# What to work on
Each line from the one that contains "Convert this screenshot" to the end of the material must be quoted exactly; include both end lines and nothing else.

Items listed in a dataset
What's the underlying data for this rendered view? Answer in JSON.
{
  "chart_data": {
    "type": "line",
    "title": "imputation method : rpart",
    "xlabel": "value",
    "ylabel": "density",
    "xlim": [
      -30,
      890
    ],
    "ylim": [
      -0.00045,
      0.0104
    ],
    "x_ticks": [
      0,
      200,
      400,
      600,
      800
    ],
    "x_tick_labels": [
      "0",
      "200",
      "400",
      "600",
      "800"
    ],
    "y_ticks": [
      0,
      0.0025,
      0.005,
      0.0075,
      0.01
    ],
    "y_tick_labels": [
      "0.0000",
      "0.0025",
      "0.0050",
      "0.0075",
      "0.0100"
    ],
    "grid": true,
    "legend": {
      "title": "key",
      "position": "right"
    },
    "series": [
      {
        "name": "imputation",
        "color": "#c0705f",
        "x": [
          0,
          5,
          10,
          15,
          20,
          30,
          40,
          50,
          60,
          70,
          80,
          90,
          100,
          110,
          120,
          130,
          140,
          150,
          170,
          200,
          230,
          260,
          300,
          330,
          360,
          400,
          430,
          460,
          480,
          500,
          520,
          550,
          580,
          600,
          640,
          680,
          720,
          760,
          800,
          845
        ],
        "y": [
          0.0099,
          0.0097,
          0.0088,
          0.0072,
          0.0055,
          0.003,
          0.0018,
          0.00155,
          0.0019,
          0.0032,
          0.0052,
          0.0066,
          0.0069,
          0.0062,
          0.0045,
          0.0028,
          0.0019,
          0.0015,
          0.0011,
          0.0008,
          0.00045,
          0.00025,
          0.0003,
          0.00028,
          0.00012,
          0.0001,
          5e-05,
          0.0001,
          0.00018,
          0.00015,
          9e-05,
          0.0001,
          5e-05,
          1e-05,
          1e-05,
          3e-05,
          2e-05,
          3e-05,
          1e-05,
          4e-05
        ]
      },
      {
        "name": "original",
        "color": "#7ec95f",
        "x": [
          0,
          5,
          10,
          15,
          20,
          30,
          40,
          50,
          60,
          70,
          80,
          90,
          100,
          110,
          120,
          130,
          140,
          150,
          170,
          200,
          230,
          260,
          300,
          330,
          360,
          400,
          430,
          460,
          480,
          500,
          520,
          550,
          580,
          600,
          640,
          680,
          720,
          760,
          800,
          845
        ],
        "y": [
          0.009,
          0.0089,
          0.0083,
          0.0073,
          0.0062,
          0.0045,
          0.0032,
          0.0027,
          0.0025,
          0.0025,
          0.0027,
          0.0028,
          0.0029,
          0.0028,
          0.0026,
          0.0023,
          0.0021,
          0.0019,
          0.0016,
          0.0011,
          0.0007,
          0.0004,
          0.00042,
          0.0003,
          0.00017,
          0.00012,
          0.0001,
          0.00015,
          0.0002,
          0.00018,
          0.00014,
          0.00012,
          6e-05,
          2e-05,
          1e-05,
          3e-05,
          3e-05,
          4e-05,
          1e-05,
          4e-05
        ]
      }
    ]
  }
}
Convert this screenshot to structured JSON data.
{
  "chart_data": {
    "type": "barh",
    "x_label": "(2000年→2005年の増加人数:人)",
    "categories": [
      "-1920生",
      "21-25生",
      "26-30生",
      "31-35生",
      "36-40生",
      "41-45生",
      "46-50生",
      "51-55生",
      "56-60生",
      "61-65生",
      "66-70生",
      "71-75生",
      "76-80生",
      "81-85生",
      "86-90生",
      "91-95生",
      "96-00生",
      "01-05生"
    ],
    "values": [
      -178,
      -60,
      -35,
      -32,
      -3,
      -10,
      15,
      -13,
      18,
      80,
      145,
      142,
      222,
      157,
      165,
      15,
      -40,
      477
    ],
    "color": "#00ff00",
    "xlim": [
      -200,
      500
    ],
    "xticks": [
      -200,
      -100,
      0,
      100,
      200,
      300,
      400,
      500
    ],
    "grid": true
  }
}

# The solution
Convert this screenshot to structured JSON data.
{
  "chart_data": {
    "type": "barh",
    "x_label": "(2000年→2005年の増加人数:人)",
    "categories": [
      "-1920生",
      "21-25生",
      "26-30生",
      "31-35生",
      "36-40生",
      "41-45生",
      "46-50生",
      "51-55生",
      "56-60生",
      "61-65生",
      "66-70生",
      "71-75生",
      "76-80生",
      "81-85生",
      "86-90生",
      "91-95生",
      "96-00生",
      "01-05生"
    ],
    "values": [
      -178,
      -60,
      -35,
      -32,
      -3,
      -10,
      15,
      -13,
      18,
      80,
      145,
      142,
      222,
      157,
      165,
      15,
      -40,
      477
    ],
    "color": "#00ff00",
    "xlim": [
      -200,
      500
    ],
    "xticks": [
      -200,
      -100,
      0,
      100,
      200,
      300,
      400,
      500
    ],
    "grid": true
  }
}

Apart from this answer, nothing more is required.